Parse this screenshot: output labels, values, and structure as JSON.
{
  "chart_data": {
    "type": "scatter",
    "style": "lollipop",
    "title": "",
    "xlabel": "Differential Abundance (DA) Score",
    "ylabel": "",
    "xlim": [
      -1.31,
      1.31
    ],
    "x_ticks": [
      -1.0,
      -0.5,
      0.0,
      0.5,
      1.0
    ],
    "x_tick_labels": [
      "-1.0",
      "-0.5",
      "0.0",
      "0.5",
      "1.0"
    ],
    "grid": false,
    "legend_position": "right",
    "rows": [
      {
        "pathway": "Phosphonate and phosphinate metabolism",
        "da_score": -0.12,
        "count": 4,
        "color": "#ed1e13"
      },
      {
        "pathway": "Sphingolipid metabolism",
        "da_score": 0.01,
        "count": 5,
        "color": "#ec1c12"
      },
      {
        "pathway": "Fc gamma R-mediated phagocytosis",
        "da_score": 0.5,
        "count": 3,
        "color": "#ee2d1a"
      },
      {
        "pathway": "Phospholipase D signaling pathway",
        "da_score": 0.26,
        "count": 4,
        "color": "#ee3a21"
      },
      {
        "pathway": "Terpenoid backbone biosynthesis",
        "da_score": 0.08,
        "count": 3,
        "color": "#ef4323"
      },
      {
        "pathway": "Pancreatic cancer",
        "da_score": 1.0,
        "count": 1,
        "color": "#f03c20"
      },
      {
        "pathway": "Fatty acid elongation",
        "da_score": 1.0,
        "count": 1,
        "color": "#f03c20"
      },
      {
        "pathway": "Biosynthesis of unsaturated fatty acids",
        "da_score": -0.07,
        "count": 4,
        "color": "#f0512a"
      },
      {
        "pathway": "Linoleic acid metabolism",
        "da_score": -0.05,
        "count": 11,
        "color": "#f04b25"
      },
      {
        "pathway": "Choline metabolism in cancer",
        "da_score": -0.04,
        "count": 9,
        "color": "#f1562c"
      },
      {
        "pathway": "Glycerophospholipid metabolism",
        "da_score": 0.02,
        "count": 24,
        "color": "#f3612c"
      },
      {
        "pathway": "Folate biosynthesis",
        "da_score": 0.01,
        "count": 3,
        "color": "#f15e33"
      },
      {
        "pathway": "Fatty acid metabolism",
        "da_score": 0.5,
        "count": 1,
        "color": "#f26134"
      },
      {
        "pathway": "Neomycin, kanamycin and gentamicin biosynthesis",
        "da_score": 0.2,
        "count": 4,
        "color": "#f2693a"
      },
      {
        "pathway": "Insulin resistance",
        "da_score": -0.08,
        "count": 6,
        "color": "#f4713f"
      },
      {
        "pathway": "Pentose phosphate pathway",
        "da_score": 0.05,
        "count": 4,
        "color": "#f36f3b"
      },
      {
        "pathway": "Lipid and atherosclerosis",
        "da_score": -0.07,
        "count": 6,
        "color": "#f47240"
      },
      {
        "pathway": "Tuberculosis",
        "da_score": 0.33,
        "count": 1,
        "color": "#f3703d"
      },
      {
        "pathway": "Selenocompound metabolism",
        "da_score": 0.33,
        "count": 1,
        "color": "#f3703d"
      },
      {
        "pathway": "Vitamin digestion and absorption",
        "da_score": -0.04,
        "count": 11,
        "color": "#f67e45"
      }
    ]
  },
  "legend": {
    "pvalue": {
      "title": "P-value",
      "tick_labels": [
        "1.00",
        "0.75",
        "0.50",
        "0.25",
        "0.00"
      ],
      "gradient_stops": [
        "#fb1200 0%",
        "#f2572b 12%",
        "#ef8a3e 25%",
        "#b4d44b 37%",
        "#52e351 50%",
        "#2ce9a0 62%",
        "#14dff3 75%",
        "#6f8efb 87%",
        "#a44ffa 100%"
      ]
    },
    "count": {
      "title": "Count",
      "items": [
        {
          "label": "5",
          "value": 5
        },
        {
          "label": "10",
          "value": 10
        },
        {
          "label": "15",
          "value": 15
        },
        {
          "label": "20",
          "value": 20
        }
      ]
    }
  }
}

──────────

* _WORK TO COMPLETE_
Copy out the whole listing exactly; please set it all down.

* _RESULT_
Parse this screenshot: output labels, values, and structure as JSON.
{
  "chart_data": {
    "type": "scatter",
    "style": "lollipop",
    "title": "",
    "xlabel": "Differential Abundance (DA) Score",
    "ylabel": "",
    "xlim": [
      -1.31,
      1.31
    ],
    "x_ticks": [
      -1.0,
      -0.5,
      0.0,
      0.5,
      1.0
    ],
    "x_tick_labels": [
      "-1.0",
      "-0.5",
      "0.0",
      "0.5",
      "1.0"
    ],
    "grid": false,
    "legend_position": "right",
    "rows": [
      {
        "pathway": "Phosphonate and phosphinate metabolism",
        "da_score": -0.12,
        "count": 4,
        "color": "#ed1e13"
      },
      {
        "pathway": "Sphingolipid metabolism",
        "da_score": 0.01,
        "count": 5,
        "color": "#ec1c12"
      },
      {
        "pathway": "Fc gamma R-mediated phagocytosis",
        "da_score": 0.5,
        "count": 3,
        "color": "#ee2d1a"
      },
      {
        "pathway": "Phospholipase D signaling pathway",
        "da_score": 0.26,
        "count": 4,
        "color": "#ee3a21"
      },
      {
        "pathway": "Terpenoid backbone biosynthesis",
        "da_score": 0.08,
        "count": 3,
        "color": "#ef4323"
      },
      {
        "pathway": "Pancreatic cancer",
        "da_score": 1.0,
        "count": 1,
        "color": "#f03c20"
      },
      {
        "pathway": "Fatty acid elongation",
        "da_score": 1.0,
        "count": 1,
        "color": "#f03c20"
      },
      {
        "pathway": "Biosynthesis of unsaturated fatty acids",
        "da_score": -0.07,
        "count": 4,
        "color": "#f0512a"
      },
      {
        "pathway": "Linoleic acid metabolism",
        "da_score": -0.05,
        "count": 11,
        "color": "#f04b25"
      },
      {
        "pathway": "Choline metabolism in cancer",
        "da_score": -0.04,
        "count": 9,
        "color": "#f1562c"
      },
      {
        "pathway": "Glycerophospholipid metabolism",
        "da_score": 0.02,
        "count": 24,
        "color": "#f3612c"
      },
      {
        "pathway": "Folate biosynthesis",
        "da_score": 0.01,
        "count": 3,
        "color": "#f15e33"
      },
      {
        "pathway": "Fatty acid metabolism",
        "da_score": 0.5,
        "count": 1,
        "color": "#f26134"
      },
      {
        "pathway": "Neomycin, kanamycin and gentamicin biosynthesis",
        "da_score": 0.2,
        "count": 4,
        "color": "#f2693a"
      },
      {
        "pathway": "Insulin resistance",
        "da_score": -0.08,
        "count": 6,
        "color": "#f4713f"
      },
      {
        "pathway": "Pentose phosphate pathway",
        "da_score": 0.05,
        "count": 4,
        "color": "#f36f3b"
      },
      {
        "pathway": "Lipid and atherosclerosis",
        "da_score": -0.07,
        "count": 6,
        "color": "#f47240"
      },
      {
        "pathway": "Tuberculosis",
        "da_score": 0.33,
        "count": 1,
        "color": "#f3703d"
      },
      {
        "pathway": "Selenocompound metabolism",
        "da_score": 0.33,
        "count": 1,
        "color": "#f3703d"
      },
      {
        "pathway": "Vitamin digestion and absorption",
        "da_score": -0.04,
        "count": 11,
        "color": "#f67e45"
      }
    ]
  },
  "legend": {
    "pvalue": {
      "title": "P-value",
      "tick_labels": [
        "1.00",
        "0.75",
        "0.50",
        "0.25",
        "0.00"
      ],
      "gradient_stops": [
        "#fb1200 0%",
        "#f2572b 12%",
        "#ef8a3e 25%",
        "#b4d44b 37%",
        "#52e351 50%",
        "#2ce9a0 62%",
        "#14dff3 75%",
        "#6f8efb 87%",
        "#a44ffa 100%"
      ]
    },
    "count": {
      "title": "Count",
      "items": [
        {
          "label": "5",
          "value": 5
        },
        {
          "label": "10",
          "value": 10
        },
        {
          "label": "15",
          "value": 15
        },
        {
          "label": "20",
          "value": 20
        }
      ]
    }
  }
}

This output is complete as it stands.